**WHAT TO DO:**
Lay out the lines of the rows below as a Markdown table with the columns "No." and "Line", skipping any blank lines. Begin at the line that contains "notice-heading: 注意事项： xyxy=(44,193,129,213)" and stop after the line that contains "question-2-stem: 2．下图为 9·3".

[Dataset excerpt]
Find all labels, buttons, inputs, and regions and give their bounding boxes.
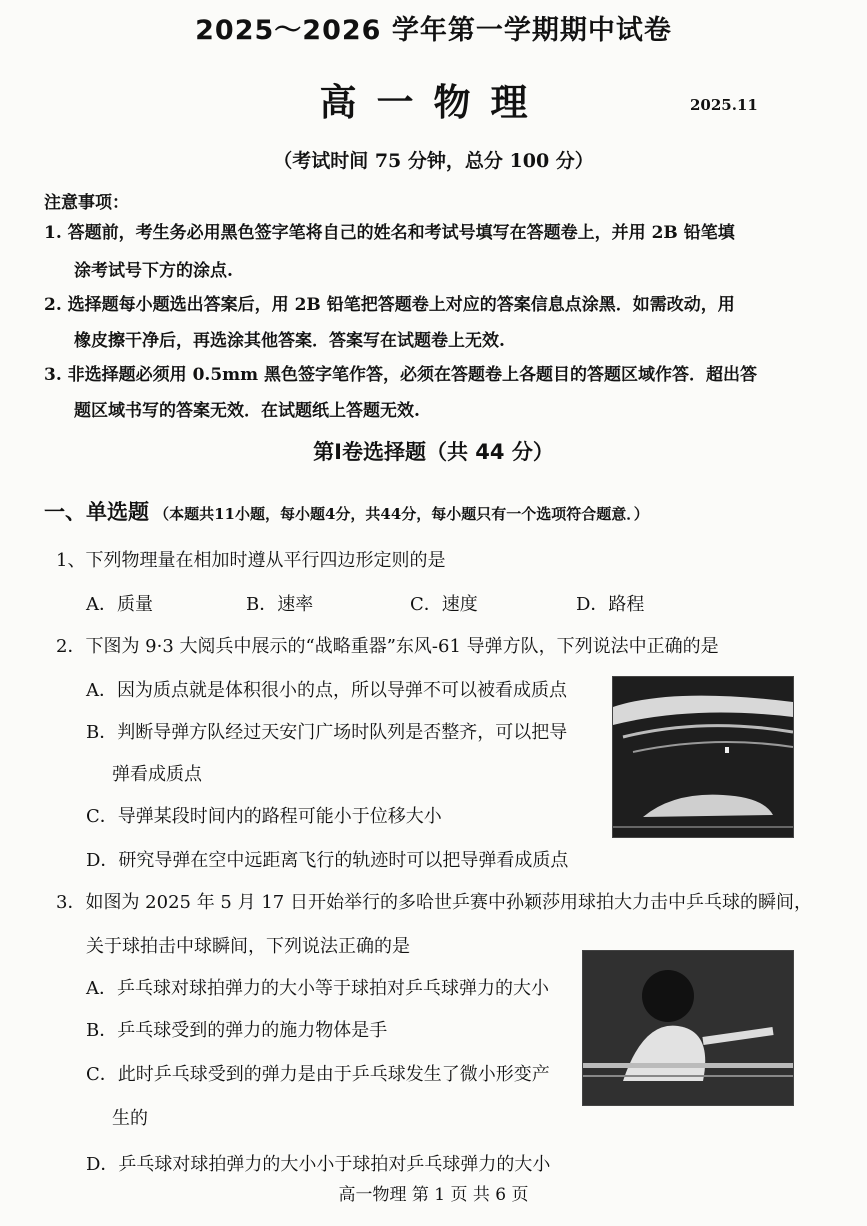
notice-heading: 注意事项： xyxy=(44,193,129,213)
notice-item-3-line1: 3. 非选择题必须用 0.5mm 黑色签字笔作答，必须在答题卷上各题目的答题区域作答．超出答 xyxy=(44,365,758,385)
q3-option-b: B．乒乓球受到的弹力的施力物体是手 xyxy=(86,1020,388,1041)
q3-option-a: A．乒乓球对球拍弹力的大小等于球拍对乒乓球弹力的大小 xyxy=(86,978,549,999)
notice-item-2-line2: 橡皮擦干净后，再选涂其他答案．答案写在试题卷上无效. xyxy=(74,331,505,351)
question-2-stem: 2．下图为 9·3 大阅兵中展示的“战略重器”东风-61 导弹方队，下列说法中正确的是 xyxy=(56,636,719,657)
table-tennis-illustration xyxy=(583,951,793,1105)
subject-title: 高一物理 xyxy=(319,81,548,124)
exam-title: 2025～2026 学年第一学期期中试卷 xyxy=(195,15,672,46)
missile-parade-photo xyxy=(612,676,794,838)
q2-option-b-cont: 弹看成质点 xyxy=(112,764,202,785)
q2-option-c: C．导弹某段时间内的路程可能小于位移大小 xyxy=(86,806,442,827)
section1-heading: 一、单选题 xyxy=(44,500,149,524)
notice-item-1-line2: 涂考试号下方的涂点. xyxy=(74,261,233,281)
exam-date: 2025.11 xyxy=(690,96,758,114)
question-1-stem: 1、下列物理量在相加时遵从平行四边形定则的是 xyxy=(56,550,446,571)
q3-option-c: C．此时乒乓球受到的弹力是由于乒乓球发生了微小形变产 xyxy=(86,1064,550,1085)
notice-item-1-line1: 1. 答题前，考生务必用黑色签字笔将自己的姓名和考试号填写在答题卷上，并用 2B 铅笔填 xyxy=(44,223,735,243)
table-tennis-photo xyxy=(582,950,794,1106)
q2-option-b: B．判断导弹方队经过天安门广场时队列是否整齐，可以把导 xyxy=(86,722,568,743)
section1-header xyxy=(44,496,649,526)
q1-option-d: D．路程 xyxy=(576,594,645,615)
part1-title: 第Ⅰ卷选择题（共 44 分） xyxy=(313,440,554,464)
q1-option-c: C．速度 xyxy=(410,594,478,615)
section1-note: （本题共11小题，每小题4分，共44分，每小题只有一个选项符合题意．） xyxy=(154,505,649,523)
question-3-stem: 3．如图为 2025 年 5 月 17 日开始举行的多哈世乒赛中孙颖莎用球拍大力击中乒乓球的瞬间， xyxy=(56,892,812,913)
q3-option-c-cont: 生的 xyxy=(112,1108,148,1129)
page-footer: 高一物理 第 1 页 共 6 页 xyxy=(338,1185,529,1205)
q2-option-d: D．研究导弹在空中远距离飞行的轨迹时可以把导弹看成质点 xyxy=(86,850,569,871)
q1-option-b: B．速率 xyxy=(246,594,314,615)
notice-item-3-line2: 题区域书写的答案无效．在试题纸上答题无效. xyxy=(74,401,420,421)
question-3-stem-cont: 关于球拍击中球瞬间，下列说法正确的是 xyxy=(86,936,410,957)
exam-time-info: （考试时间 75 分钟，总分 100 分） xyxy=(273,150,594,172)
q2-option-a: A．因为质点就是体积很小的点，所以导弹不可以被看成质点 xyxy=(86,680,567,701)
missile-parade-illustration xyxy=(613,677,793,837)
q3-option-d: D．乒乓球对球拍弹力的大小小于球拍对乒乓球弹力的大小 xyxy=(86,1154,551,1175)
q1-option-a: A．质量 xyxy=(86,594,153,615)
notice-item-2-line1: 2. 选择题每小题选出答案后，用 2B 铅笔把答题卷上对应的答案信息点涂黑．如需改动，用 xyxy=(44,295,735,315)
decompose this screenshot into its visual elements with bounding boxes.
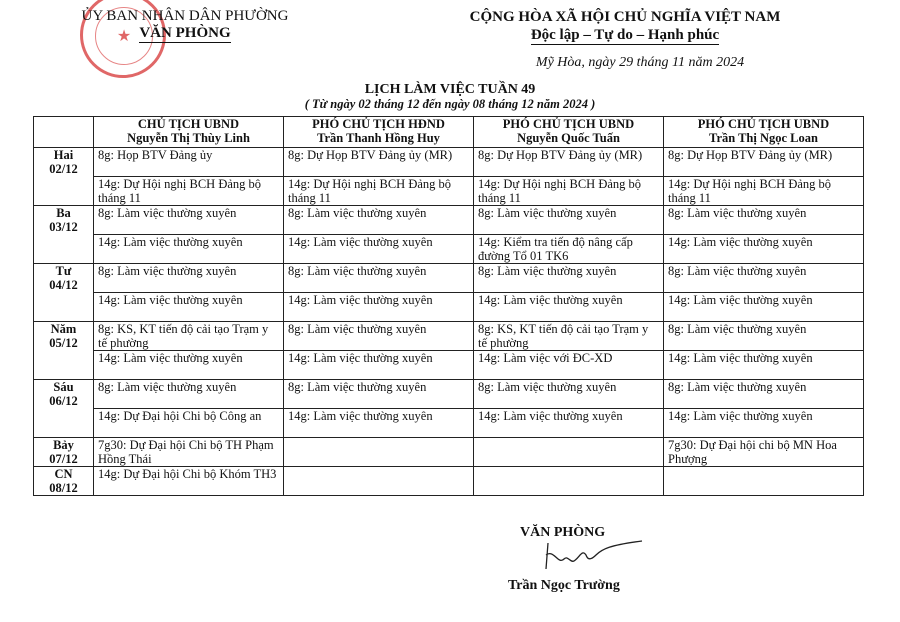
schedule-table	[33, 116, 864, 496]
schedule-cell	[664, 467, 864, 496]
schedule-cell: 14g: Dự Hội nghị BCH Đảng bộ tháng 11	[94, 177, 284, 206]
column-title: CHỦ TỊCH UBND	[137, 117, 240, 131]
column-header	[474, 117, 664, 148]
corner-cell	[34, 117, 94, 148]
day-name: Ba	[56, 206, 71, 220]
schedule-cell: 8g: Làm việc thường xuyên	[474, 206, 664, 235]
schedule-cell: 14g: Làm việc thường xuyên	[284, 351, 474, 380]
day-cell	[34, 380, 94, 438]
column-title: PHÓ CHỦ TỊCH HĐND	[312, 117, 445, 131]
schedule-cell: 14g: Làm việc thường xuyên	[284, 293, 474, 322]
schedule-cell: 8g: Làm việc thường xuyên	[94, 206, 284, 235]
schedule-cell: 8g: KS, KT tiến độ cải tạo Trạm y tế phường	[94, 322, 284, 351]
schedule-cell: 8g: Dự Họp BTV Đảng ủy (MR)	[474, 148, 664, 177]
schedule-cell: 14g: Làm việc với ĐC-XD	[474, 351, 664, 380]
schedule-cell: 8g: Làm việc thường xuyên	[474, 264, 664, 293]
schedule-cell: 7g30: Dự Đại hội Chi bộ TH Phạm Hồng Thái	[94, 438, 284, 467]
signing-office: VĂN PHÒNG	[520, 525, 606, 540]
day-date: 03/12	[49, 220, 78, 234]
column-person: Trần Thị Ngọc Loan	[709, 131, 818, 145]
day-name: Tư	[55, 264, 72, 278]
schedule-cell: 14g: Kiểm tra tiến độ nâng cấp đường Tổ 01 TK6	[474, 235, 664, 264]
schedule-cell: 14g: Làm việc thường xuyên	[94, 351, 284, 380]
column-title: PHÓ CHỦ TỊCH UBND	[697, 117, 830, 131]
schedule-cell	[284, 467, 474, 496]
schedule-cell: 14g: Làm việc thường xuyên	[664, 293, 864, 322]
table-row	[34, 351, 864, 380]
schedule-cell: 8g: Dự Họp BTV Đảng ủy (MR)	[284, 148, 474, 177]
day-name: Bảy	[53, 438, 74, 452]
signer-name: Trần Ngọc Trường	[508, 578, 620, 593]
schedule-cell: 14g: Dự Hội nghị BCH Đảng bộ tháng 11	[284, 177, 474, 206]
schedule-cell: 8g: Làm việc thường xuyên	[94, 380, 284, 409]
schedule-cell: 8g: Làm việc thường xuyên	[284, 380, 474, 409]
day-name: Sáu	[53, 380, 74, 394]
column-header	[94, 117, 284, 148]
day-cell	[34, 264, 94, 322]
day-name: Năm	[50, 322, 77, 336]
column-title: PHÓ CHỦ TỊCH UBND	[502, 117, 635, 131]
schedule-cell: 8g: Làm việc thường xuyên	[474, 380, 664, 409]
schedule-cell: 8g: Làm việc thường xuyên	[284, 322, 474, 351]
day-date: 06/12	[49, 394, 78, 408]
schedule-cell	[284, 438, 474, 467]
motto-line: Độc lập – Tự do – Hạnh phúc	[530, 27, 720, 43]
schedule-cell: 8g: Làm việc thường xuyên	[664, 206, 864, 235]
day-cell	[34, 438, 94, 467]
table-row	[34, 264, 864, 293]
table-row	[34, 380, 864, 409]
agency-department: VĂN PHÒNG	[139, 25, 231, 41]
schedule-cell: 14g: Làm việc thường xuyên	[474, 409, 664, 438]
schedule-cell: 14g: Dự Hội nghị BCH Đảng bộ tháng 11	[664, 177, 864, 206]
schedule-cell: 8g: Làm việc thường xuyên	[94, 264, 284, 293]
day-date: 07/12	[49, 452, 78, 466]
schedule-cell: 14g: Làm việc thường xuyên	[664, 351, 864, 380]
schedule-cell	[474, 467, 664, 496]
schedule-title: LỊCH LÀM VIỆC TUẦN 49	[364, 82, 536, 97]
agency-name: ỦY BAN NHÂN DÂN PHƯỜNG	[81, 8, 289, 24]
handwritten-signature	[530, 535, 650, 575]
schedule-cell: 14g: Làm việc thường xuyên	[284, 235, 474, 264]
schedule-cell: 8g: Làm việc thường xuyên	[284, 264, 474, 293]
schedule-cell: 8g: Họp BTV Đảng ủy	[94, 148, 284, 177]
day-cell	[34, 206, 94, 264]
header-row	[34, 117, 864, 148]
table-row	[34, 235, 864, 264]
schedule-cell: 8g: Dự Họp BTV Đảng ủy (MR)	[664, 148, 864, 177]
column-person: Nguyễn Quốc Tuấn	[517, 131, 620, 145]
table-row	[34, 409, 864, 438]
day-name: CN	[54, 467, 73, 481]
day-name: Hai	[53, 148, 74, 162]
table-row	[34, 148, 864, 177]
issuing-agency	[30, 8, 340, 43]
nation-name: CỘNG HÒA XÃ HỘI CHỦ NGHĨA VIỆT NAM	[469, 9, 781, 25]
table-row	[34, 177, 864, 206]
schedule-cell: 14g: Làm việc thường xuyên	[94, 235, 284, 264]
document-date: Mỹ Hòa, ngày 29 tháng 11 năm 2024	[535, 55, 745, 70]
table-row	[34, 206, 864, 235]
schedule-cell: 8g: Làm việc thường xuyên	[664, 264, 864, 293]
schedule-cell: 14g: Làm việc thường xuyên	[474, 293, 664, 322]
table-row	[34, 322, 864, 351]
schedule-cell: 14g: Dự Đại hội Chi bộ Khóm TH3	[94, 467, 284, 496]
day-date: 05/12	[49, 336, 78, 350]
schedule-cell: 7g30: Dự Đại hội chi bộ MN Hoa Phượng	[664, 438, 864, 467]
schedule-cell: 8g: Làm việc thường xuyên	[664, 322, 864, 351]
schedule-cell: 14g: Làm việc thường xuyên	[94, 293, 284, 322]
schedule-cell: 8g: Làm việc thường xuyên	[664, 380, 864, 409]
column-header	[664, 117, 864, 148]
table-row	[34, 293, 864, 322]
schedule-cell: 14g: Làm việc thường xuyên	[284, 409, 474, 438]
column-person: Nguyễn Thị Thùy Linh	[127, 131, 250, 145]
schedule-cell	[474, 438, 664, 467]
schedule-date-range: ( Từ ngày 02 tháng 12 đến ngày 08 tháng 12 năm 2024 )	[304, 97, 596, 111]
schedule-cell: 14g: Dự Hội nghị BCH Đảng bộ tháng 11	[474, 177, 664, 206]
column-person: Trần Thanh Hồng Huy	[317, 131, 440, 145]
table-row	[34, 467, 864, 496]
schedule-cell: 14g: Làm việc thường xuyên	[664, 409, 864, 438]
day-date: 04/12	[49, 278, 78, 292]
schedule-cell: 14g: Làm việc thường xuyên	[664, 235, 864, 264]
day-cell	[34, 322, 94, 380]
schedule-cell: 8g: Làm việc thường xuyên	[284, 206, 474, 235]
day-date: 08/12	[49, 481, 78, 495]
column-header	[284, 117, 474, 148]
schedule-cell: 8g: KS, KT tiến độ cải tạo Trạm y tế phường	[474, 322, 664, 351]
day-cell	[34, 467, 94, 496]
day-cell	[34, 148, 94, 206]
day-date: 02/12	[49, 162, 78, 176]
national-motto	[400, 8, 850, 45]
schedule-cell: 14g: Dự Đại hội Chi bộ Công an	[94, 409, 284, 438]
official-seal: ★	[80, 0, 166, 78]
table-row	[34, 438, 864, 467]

**ANSWER TO THE EXERCISE:**
| No. | Line |
|---|---|
| 1 | notice-heading: 注意事项： xyxy=(44,193,129,213) |
| 2 | notice-item-3-line1: 3. 非选择题必须用 0.5mm 黑色签字笔作答，必须在答题卷上各题目的答题区域作答．超出答 xyxy=(44,365,758,385) |
| 3 | q3-option-b: B．乒乓球受到的弹力的施力物体是手 xyxy=(86,1020,388,1041) |
| 4 | q3-option-a: A．乒乓球对球拍弹力的大小等于球拍对乒乓球弹力的大小 xyxy=(86,978,549,999) |
| 5 | notice-item-2-line2: 橡皮擦干净后，再选涂其他答案．答案写在试题卷上无效. xyxy=(74,331,505,351) |
| 6 | question-2-stem: 2．下图为 9·3 大阅兵中展示的“战略重器”东风-61 导弹方队，下列说法中正确的是 xyxy=(56,636,719,657) |